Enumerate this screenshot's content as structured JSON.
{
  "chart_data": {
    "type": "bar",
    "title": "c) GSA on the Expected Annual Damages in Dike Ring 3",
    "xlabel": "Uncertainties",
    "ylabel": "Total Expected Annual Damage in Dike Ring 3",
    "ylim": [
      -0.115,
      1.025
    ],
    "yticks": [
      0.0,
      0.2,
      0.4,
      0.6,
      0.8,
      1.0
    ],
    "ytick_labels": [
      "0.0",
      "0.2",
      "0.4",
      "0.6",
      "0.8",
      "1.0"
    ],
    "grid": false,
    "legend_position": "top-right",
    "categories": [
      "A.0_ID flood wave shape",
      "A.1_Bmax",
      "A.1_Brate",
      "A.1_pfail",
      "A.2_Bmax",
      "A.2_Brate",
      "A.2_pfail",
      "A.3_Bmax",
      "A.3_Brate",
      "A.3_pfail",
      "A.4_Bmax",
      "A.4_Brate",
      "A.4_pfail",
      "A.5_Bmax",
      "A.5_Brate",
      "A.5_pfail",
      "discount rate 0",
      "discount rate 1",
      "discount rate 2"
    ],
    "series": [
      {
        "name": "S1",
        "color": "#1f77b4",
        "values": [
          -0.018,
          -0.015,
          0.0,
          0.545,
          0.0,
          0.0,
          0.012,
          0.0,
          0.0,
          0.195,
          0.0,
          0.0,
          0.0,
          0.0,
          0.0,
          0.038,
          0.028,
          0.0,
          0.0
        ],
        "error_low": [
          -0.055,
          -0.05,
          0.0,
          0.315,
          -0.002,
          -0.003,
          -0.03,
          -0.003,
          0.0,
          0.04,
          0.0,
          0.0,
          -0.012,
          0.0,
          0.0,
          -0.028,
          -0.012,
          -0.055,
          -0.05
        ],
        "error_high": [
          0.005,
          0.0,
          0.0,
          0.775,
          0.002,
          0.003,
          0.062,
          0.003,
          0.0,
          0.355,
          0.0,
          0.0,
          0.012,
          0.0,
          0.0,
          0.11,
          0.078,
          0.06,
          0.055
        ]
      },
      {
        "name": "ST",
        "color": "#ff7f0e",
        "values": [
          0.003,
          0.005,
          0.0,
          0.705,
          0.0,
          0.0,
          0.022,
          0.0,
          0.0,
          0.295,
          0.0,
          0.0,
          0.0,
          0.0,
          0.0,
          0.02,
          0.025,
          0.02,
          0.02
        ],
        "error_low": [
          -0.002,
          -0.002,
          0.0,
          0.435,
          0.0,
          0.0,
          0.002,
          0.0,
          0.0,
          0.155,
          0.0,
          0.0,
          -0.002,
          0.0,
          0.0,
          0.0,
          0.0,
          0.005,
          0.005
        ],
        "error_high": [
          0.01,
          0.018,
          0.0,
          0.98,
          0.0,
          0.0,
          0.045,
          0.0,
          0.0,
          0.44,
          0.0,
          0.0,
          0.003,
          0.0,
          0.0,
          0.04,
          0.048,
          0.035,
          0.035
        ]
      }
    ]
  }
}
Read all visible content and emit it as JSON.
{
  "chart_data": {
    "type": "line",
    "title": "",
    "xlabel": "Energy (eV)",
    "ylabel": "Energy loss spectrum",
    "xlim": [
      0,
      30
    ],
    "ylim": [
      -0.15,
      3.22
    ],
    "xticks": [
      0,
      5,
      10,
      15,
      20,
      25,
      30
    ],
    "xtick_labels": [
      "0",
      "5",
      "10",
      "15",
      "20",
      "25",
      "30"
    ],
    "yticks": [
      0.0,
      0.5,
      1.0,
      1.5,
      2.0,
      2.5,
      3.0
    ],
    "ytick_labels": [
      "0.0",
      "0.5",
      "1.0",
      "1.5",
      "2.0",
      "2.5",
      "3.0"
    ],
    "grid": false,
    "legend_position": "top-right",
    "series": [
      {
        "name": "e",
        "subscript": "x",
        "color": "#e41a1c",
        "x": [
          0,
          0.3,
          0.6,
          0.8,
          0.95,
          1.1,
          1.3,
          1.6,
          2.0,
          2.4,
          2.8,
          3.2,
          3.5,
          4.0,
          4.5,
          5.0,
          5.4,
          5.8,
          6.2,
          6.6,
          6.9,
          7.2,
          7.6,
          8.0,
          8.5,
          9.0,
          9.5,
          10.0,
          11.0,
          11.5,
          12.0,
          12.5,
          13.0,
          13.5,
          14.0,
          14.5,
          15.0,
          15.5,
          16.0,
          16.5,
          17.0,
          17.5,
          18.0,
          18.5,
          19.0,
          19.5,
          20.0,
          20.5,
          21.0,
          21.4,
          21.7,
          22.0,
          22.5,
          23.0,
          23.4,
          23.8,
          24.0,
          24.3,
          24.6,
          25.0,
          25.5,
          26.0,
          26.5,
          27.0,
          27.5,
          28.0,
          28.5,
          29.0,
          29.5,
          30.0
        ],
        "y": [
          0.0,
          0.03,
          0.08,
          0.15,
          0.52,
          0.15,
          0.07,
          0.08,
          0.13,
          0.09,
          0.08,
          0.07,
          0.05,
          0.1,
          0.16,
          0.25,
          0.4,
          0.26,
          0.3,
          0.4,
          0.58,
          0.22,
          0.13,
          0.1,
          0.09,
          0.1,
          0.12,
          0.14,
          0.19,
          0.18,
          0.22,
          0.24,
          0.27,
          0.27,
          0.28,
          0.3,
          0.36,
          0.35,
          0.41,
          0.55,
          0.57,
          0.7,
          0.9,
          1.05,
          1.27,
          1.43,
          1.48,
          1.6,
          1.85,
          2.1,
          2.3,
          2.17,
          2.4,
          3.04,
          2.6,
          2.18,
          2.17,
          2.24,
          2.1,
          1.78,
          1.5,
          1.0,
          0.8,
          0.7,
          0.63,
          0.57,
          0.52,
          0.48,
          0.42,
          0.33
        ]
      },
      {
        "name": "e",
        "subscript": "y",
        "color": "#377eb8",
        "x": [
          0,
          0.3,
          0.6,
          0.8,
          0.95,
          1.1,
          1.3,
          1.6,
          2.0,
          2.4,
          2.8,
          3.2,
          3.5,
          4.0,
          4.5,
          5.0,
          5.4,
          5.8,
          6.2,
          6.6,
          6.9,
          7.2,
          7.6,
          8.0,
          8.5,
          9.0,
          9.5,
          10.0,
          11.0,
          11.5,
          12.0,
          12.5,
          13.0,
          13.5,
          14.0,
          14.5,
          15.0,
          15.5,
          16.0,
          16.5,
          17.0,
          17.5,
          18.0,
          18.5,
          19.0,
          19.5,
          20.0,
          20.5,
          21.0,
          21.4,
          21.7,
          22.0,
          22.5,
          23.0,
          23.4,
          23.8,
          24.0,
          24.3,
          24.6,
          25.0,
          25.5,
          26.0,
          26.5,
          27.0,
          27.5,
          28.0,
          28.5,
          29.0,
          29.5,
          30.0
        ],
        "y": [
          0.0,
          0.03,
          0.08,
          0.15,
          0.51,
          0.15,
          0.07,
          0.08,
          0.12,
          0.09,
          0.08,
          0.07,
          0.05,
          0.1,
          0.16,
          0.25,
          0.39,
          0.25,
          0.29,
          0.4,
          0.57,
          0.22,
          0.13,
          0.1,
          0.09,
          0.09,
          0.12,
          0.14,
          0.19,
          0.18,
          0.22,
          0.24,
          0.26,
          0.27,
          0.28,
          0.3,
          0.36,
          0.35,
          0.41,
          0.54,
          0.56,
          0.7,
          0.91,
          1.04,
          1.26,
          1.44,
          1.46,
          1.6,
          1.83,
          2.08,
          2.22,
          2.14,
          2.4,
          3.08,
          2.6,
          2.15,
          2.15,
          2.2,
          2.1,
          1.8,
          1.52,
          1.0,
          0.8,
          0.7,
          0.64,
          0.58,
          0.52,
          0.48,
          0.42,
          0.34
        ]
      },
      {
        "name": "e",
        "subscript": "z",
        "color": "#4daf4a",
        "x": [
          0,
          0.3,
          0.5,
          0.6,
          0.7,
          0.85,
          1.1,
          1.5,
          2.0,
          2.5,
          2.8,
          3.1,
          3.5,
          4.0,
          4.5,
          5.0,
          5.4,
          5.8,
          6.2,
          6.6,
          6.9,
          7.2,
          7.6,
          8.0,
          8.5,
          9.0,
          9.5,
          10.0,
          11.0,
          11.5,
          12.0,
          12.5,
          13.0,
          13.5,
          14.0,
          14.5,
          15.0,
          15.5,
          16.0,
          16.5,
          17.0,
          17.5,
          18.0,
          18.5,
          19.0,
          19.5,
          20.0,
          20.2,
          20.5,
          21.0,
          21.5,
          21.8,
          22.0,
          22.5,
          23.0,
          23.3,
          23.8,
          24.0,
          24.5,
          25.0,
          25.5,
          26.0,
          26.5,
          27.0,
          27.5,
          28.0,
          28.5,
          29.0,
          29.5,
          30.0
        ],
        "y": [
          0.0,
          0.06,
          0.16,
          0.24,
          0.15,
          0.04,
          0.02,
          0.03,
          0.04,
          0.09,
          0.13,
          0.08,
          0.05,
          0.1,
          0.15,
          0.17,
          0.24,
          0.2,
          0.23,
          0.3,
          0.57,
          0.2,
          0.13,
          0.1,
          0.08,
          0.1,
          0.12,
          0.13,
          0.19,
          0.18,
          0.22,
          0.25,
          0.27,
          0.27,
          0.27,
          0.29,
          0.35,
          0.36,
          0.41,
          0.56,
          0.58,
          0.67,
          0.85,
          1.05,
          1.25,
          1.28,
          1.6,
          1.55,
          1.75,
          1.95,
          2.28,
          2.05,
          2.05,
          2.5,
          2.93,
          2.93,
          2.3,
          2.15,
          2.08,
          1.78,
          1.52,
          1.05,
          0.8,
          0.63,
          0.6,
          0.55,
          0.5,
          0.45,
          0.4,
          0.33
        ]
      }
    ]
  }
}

====

What is needed: Select and copy every line of the listing with the word "title".

Response:
    "title": "c) GSA on the Expected Annual Damages in Dike Ring 3",
    "title": "",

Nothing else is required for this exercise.